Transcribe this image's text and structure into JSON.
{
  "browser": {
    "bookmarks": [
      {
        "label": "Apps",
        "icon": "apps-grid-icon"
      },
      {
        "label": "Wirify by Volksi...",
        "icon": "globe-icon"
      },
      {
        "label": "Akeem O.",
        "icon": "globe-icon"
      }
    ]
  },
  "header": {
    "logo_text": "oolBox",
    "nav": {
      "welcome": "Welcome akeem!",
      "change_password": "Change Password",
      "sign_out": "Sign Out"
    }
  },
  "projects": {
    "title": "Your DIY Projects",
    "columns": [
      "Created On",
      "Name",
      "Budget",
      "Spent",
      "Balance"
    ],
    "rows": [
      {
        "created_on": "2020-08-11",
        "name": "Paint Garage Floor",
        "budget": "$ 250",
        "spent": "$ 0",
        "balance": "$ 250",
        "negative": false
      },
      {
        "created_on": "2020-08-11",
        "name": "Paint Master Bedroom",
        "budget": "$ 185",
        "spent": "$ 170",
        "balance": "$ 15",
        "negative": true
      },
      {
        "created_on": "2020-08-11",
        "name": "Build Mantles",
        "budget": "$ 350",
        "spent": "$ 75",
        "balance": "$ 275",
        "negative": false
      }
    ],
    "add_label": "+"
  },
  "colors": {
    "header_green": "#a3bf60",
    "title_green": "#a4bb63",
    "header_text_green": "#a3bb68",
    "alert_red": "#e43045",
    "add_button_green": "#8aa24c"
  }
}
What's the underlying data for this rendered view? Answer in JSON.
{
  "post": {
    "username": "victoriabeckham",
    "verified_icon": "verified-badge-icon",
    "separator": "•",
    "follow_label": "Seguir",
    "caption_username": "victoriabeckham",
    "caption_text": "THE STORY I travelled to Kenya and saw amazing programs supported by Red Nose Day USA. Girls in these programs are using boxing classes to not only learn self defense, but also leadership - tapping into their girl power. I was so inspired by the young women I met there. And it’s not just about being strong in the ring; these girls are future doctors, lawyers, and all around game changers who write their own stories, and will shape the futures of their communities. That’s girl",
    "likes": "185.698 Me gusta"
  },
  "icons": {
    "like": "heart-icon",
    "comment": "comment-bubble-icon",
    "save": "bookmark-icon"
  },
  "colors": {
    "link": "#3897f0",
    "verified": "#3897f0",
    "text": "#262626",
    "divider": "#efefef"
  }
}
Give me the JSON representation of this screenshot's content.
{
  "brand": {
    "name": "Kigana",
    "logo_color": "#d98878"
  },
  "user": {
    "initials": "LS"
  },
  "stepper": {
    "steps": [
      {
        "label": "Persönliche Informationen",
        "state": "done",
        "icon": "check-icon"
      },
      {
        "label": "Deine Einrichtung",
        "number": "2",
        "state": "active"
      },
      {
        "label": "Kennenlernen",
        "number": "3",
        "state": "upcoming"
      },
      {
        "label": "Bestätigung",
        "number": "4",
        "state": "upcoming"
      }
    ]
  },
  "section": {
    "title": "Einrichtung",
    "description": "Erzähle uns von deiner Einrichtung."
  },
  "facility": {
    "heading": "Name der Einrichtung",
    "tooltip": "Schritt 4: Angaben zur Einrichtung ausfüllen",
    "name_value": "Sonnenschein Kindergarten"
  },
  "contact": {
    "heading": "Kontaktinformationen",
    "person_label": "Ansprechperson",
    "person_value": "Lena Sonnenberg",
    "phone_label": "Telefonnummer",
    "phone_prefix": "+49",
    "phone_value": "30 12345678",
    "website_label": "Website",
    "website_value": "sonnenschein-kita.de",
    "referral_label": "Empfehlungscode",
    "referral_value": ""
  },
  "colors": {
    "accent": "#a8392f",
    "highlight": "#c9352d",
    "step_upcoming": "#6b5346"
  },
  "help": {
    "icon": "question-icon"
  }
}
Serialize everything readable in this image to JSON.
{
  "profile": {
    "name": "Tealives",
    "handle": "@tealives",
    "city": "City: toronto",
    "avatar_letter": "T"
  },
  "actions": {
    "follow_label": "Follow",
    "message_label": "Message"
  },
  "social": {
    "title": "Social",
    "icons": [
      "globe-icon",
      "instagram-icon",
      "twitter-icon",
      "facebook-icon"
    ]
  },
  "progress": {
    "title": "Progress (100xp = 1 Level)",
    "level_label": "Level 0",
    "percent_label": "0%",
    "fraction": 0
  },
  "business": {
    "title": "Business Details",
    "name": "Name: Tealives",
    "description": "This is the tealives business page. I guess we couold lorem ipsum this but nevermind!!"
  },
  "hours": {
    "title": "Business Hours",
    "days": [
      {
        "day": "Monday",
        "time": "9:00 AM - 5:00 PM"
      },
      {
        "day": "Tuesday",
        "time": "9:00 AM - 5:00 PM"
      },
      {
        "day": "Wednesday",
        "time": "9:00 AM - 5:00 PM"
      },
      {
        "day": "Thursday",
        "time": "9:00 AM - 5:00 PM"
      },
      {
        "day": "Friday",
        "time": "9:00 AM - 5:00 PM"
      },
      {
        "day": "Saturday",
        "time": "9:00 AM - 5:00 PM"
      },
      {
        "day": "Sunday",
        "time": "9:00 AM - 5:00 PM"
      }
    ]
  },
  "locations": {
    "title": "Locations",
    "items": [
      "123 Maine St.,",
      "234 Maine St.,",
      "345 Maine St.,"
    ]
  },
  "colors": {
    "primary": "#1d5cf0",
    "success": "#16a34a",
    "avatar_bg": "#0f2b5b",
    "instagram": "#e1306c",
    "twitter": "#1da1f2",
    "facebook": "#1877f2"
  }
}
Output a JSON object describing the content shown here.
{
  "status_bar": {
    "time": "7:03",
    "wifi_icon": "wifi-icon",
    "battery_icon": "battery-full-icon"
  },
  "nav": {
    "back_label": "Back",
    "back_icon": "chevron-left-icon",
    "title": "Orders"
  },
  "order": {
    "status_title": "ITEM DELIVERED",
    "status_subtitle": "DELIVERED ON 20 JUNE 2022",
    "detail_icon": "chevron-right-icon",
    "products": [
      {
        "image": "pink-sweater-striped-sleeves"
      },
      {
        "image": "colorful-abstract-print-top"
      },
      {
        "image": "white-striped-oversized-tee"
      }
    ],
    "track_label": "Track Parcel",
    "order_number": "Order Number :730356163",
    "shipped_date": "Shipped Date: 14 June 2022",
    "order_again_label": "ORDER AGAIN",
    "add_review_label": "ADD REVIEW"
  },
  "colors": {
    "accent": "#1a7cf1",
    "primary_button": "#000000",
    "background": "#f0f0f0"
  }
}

++++++++++++++++++++

WHAT YOU ARE ASKED TO DO.
Repeat every line of the material exactly as given.

FINISHED ANSWER.
Transcribe this image's text and structure into JSON.
{
  "browser": {
    "bookmarks": [
      {
        "label": "Apps",
        "icon": "apps-grid-icon"
      },
      {
        "label": "Wirify by Volksi...",
        "icon": "globe-icon"
      },
      {
        "label": "Akeem O.",
        "icon": "globe-icon"
      }
    ]
  },
  "header": {
    "logo_text": "oolBox",
    "nav": {
      "welcome": "Welcome akeem!",
      "change_password": "Change Password",
      "sign_out": "Sign Out"
    }
  },
  "projects": {
    "title": "Your DIY Projects",
    "columns": [
      "Created On",
      "Name",
      "Budget",
      "Spent",
      "Balance"
    ],
    "rows": [
      {
        "created_on": "2020-08-11",
        "name": "Paint Garage Floor",
        "budget": "$ 250",
        "spent": "$ 0",
        "balance": "$ 250",
        "negative": false
      },
      {
        "created_on": "2020-08-11",
        "name": "Paint Master Bedroom",
        "budget": "$ 185",
        "spent": "$ 170",
        "balance": "$ 15",
        "negative": true
      },
      {
        "created_on": "2020-08-11",
        "name": "Build Mantles",
        "budget": "$ 350",
        "spent": "$ 75",
        "balance": "$ 275",
        "negative": false
      }
    ],
    "add_label": "+"
  },
  "colors": {
    "header_green": "#a3bf60",
    "title_green": "#a4bb63",
    "header_text_green": "#a3bb68",
    "alert_red": "#e43045",
    "add_button_green": "#8aa24c"
  }
}
What's the underlying data for this rendered view? Answer in JSON.
{
  "post": {
    "username": "victoriabeckham",
    "verified_icon": "verified-badge-icon",
    "separator": "•",
    "follow_label": "Seguir",
    "caption_username": "victoriabeckham",
    "caption_text": "THE STORY I travelled to Kenya and saw amazing programs supported by Red Nose Day USA. Girls in these programs are using boxing classes to not only learn self defense, but also leadership - tapping into their girl power. I was so inspired by the young women I met there. And it’s not just about being strong in the ring; these girls are future doctors, lawyers, and all around game changers who write their own stories, and will shape the futures of their communities. That’s girl",
    "likes": "185.698 Me gusta"
  },
  "icons": {
    "like": "heart-icon",
    "comment": "comment-bubble-icon",
    "save": "bookmark-icon"
  },
  "colors": {
    "link": "#3897f0",
    "verified": "#3897f0",
    "text": "#262626",
    "divider": "#efefef"
  }
}
Give me the JSON representation of this screenshot's content.
{
  "brand": {
    "name": "Kigana",
    "logo_color": "#d98878"
  },
  "user": {
    "initials": "LS"
  },
  "stepper": {
    "steps": [
      {
        "label": "Persönliche Informationen",
        "state": "done",
        "icon": "check-icon"
      },
      {
        "label": "Deine Einrichtung",
        "number": "2",
        "state": "active"
      },
      {
        "label": "Kennenlernen",
        "number": "3",
        "state": "upcoming"
      },
      {
        "label": "Bestätigung",
        "number": "4",
        "state": "upcoming"
      }
    ]
  },
  "section": {
    "title": "Einrichtung",
    "description": "Erzähle uns von deiner Einrichtung."
  },
  "facility": {
    "heading": "Name der Einrichtung",
    "tooltip": "Schritt 4: Angaben zur Einrichtung ausfüllen",
    "name_value": "Sonnenschein Kindergarten"
  },
  "contact": {
    "heading": "Kontaktinformationen",
    "person_label": "Ansprechperson",
    "person_value": "Lena Sonnenberg",
    "phone_label": "Telefonnummer",
    "phone_prefix": "+49",
    "phone_value": "30 12345678",
    "website_label": "Website",
    "website_value": "sonnenschein-kita.de",
    "referral_label": "Empfehlungscode",
    "referral_value": ""
  },
  "colors": {
    "accent": "#a8392f",
    "highlight": "#c9352d",
    "step_upcoming": "#6b5346"
  },
  "help": {
    "icon": "question-icon"
  }
}
Serialize everything readable in this image to JSON.
{
  "profile": {
    "name": "Tealives",
    "handle": "@tealives",
    "city": "City: toronto",
    "avatar_letter": "T"
  },
  "actions": {
    "follow_label": "Follow",
    "message_label": "Message"
  },
  "social": {
    "title": "Social",
    "icons": [
      "globe-icon",
      "instagram-icon",
      "twitter-icon",
      "facebook-icon"
    ]
  },
  "progress": {
    "title": "Progress (100xp = 1 Level)",
    "level_label": "Level 0",
    "percent_label": "0%",
    "fraction": 0
  },
  "business": {
    "title": "Business Details",
    "name": "Name: Tealives",
    "description": "This is the tealives business page. I guess we couold lorem ipsum this but nevermind!!"
  },
  "hours": {
    "title": "Business Hours",
    "days": [
      {
        "day": "Monday",
        "time": "9:00 AM - 5:00 PM"
      },
      {
        "day": "Tuesday",
        "time": "9:00 AM - 5:00 PM"
      },
      {
        "day": "Wednesday",
        "time": "9:00 AM - 5:00 PM"
      },
      {
        "day": "Thursday",
        "time": "9:00 AM - 5:00 PM"
      },
      {
        "day": "Friday",
        "time": "9:00 AM - 5:00 PM"
      },
      {
        "day": "Saturday",
        "time": "9:00 AM - 5:00 PM"
      },
      {
        "day": "Sunday",
        "time": "9:00 AM - 5:00 PM"
      }
    ]
  },
  "locations": {
    "title": "Locations",
    "items": [
      "123 Maine St.,",
      "234 Maine St.,",
      "345 Maine St.,"
    ]
  },
  "colors": {
    "primary": "#1d5cf0",
    "success": "#16a34a",
    "avatar_bg": "#0f2b5b",
    "instagram": "#e1306c",
    "twitter": "#1da1f2",
    "facebook": "#1877f2"
  }
}
Output a JSON object describing the content shown here.
{
  "status_bar": {
    "time": "7:03",
    "wifi_icon": "wifi-icon",
    "battery_icon": "battery-full-icon"
  },
  "nav": {
    "back_label": "Back",
    "back_icon": "chevron-left-icon",
    "title": "Orders"
  },
  "order": {
    "status_title": "ITEM DELIVERED",
    "status_subtitle": "DELIVERED ON 20 JUNE 2022",
    "detail_icon": "chevron-right-icon",
    "products": [
      {
        "image": "pink-sweater-striped-sleeves"
      },
      {
        "image": "colorful-abstract-print-top"
      },
      {
        "image": "white-striped-oversized-tee"
      }
    ],
    "track_label": "Track Parcel",
    "order_number": "Order Number :730356163",
    "shipped_date": "Shipped Date: 14 June 2022",
    "order_again_label": "ORDER AGAIN",
    "add_review_label": "ADD REVIEW"
  },
  "colors": {
    "accent": "#1a7cf1",
    "primary_button": "#000000",
    "background": "#f0f0f0"
  }
}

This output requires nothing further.